Extracted data entries
= = = =
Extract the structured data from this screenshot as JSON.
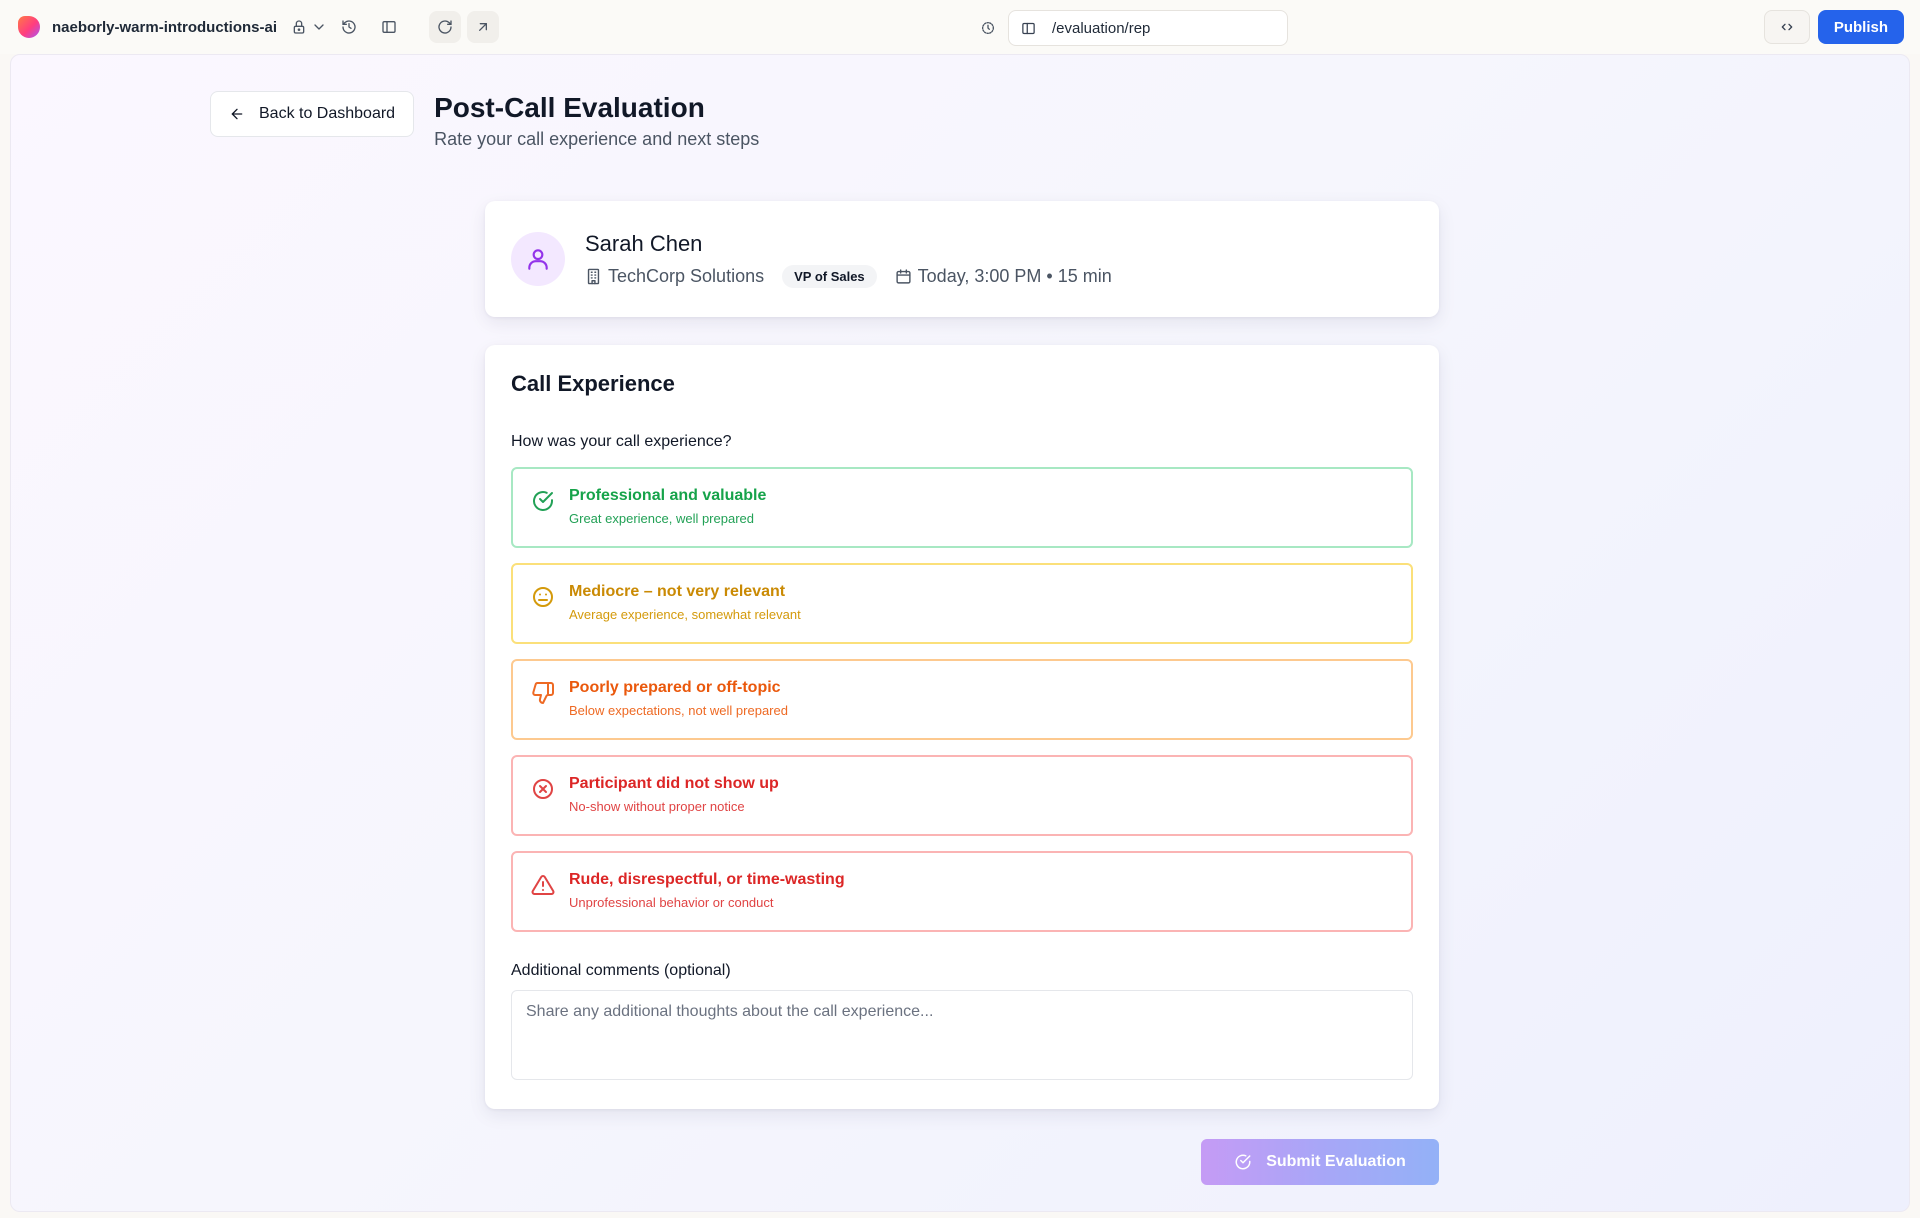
{
  "topbar": {
    "project_name": "naeborly-warm-introductions-ai",
    "url_path": "/evaluation/rep",
    "publish_label": "Publish"
  },
  "header": {
    "back_label": "Back to Dashboard",
    "title": "Post-Call Evaluation",
    "subtitle": "Rate your call experience and next steps"
  },
  "profile": {
    "name": "Sarah Chen",
    "company": "TechCorp Solutions",
    "role": "VP of Sales",
    "schedule": "Today, 3:00 PM • 15 min"
  },
  "experience": {
    "section_title": "Call Experience",
    "question": "How was your call experience?",
    "options": [
      {
        "label": "Professional and valuable",
        "desc": "Great experience, well prepared",
        "icon": "check-circle-icon",
        "color": "#16a34a"
      },
      {
        "label": "Mediocre – not very relevant",
        "desc": "Average experience, somewhat relevant",
        "icon": "meh-face-icon",
        "color": "#ca8a04"
      },
      {
        "label": "Poorly prepared or off-topic",
        "desc": "Below expectations, not well prepared",
        "icon": "thumbs-down-icon",
        "color": "#ea580c"
      },
      {
        "label": "Participant did not show up",
        "desc": "No-show without proper notice",
        "icon": "x-circle-icon",
        "color": "#dc2626"
      },
      {
        "label": "Rude, disrespectful, or time-wasting",
        "desc": "Unprofessional behavior or conduct",
        "icon": "warning-triangle-icon",
        "color": "#dc2626"
      }
    ],
    "comments_label": "Additional comments (optional)",
    "comments_placeholder": "Share any additional thoughts about the call experience...",
    "comments_value": ""
  },
  "submit": {
    "label": "Submit Evaluation"
  },
  "colors": {
    "accent": "#2563eb",
    "avatar_bg": "#f3e8ff",
    "avatar_icon": "#9333ea"
  }
}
= = = =
= SET PROBLEM =
Write out the entries again, exactly as given, skipping any images.

= THE ANSWER =
Extract the structured data from this screenshot as JSON.
{
  "topbar": {
    "project_name": "naeborly-warm-introductions-ai",
    "url_path": "/evaluation/rep",
    "publish_label": "Publish"
  },
  "header": {
    "back_label": "Back to Dashboard",
    "title": "Post-Call Evaluation",
    "subtitle": "Rate your call experience and next steps"
  },
  "profile": {
    "name": "Sarah Chen",
    "company": "TechCorp Solutions",
    "role": "VP of Sales",
    "schedule": "Today, 3:00 PM • 15 min"
  },
  "experience": {
    "section_title": "Call Experience",
    "question": "How was your call experience?",
    "options": [
      {
        "label": "Professional and valuable",
        "desc": "Great experience, well prepared",
        "icon": "check-circle-icon",
        "color": "#16a34a"
      },
      {
        "label": "Mediocre – not very relevant",
        "desc": "Average experience, somewhat relevant",
        "icon": "meh-face-icon",
        "color": "#ca8a04"
      },
      {
        "label": "Poorly prepared or off-topic",
        "desc": "Below expectations, not well prepared",
        "icon": "thumbs-down-icon",
        "color": "#ea580c"
      },
      {
        "label": "Participant did not show up",
        "desc": "No-show without proper notice",
        "icon": "x-circle-icon",
        "color": "#dc2626"
      },
      {
        "label": "Rude, disrespectful, or time-wasting",
        "desc": "Unprofessional behavior or conduct",
        "icon": "warning-triangle-icon",
        "color": "#dc2626"
      }
    ],
    "comments_label": "Additional comments (optional)",
    "comments_placeholder": "Share any additional thoughts about the call experience...",
    "comments_value": ""
  },
  "submit": {
    "label": "Submit Evaluation"
  },
  "colors": {
    "accent": "#2563eb",
    "avatar_bg": "#f3e8ff",
    "avatar_icon": "#9333ea"
  }
}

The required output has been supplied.